Reproduce every line of the material below, but drop the pictures.

--------------------------------------------------

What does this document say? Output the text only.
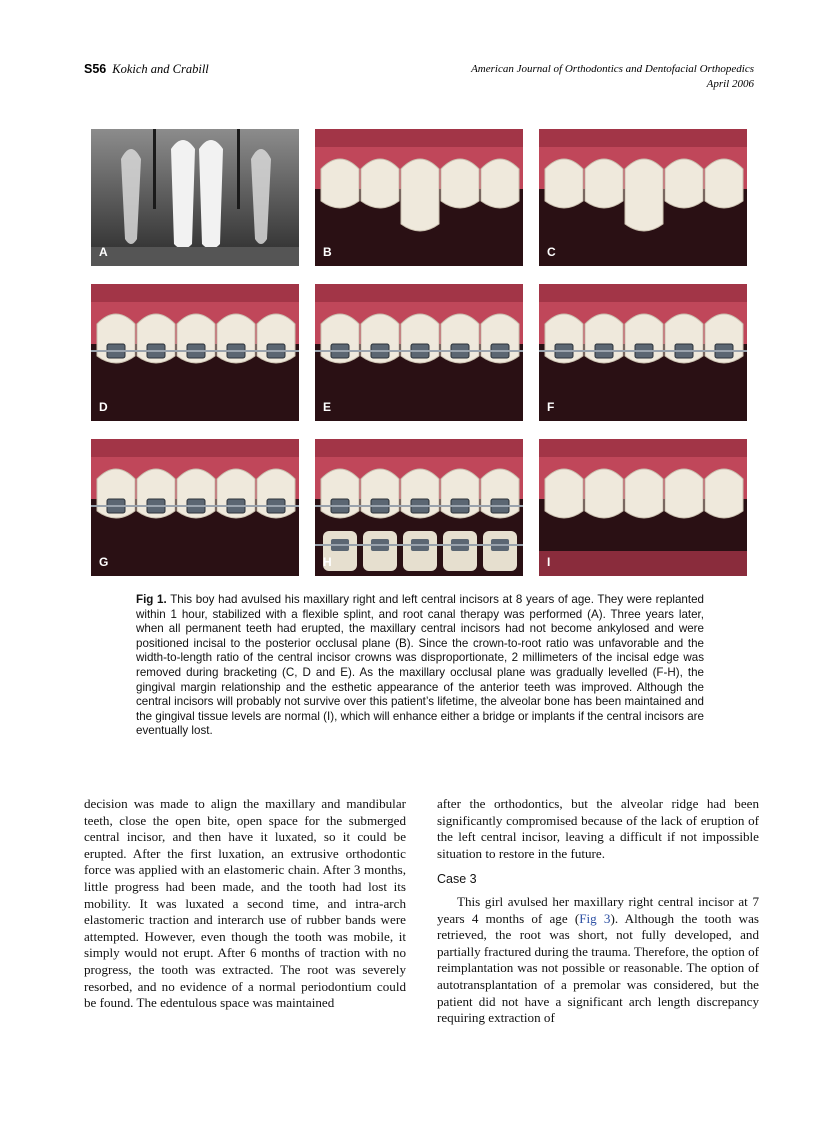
S56 Kokich and Crabill	American Journal of Orthodontics and Dentofacial Orthopedics
April 2006
A	B	C
D	E	F
G	H	I
Fig 1. This boy had avulsed his maxillary right and left central incisors at 8 years of age. They were replanted within 1 hour, stabilized with a flexible splint, and root canal therapy was performed (A). Three years later, when all permanent teeth had erupted, the maxillary central incisors had not become ankylosed and were positioned incisal to the posterior occlusal plane (B). Since the crown-to-root ratio was unfavorable and the width-to-length ratio of the central incisor crowns was disproportionate, 2 millimeters of the incisal edge was removed during bracketing (C, D and E). As the maxillary occlusal plane was gradually levelled (F-H), the gingival margin relationship and the esthetic appearance of the anterior teeth was improved. Although the central incisors will probably not survive over this patient’s lifetime, the alveolar bone has been maintained and the gingival tissue levels are normal (I), which will enhance either a bridge or implants if the central incisors are eventually lost.

decision was made to align the maxillary and mandibular teeth, close the open bite, open space for the submerged central incisor, and then have it luxated, so it could be erupted. After the first luxation, an extrusive orthodontic force was applied with an elastomeric chain. After 3 months, little progress had been made, and the tooth had lost its mobility. It was luxated a second time, and intra-arch elastomeric traction and interarch use of rubber bands were attempted. However, even though the tooth was mobile, it simply would not erupt. After 6 months of traction with no progress, the tooth was extracted. The root was severely resorbed, and no evidence of a normal periodontium could be found. The edentulous space was maintained

after the orthodontics, but the alveolar ridge had been significantly compromised because of the lack of eruption of the left central incisor, leaving a difficult if not impossible situation to restore in the future.

Case 3

This girl avulsed her maxillary right central incisor at 7 years 4 months of age (Fig 3). Although the tooth was retrieved, the root was short, not fully developed, and partially fractured during the trauma. Therefore, the option of reimplantation was not possible or reasonable. The option of autotransplantation of a premolar was considered, but the patient did not have a significant arch length discrepancy requiring extraction of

--------------------------------------------------

- **Answer**:
What does this document say? Output the text only.
S56 Kokich and Crabill	American Journal of Orthodontics and Dentofacial Orthopedics
April 2006
A	B	C
D	E	F
G	H	I
Fig 1. This boy had avulsed his maxillary right and left central incisors at 8 years of age. They were replanted within 1 hour, stabilized with a flexible splint, and root canal therapy was performed (A). Three years later, when all permanent teeth had erupted, the maxillary central incisors had not become ankylosed and were positioned incisal to the posterior occlusal plane (B). Since the crown-to-root ratio was unfavorable and the width-to-length ratio of the central incisor crowns was disproportionate, 2 millimeters of the incisal edge was removed during bracketing (C, D and E). As the maxillary occlusal plane was gradually levelled (F-H), the gingival margin relationship and the esthetic appearance of the anterior teeth was improved. Although the central incisors will probably not survive over this patient’s lifetime, the alveolar bone has been maintained and the gingival tissue levels are normal (I), which will enhance either a bridge or implants if the central incisors are eventually lost.

decision was made to align the maxillary and mandibular teeth, close the open bite, open space for the submerged central incisor, and then have it luxated, so it could be erupted. After the first luxation, an extrusive orthodontic force was applied with an elastomeric chain. After 3 months, little progress had been made, and the tooth had lost its mobility. It was luxated a second time, and intra-arch elastomeric traction and interarch use of rubber bands were attempted. However, even though the tooth was mobile, it simply would not erupt. After 6 months of traction with no progress, the tooth was extracted. The root was severely resorbed, and no evidence of a normal periodontium could be found. The edentulous space was maintained

after the orthodontics, but the alveolar ridge had been significantly compromised because of the lack of eruption of the left central incisor, leaving a difficult if not impossible situation to restore in the future.

Case 3

This girl avulsed her maxillary right central incisor at 7 years 4 months of age (Fig 3). Although the tooth was retrieved, the root was short, not fully developed, and partially fractured during the trauma. Therefore, the option of reimplantation was not possible or reasonable. The option of autotransplantation of a premolar was considered, but the patient did not have a significant arch length discrepancy requiring extraction of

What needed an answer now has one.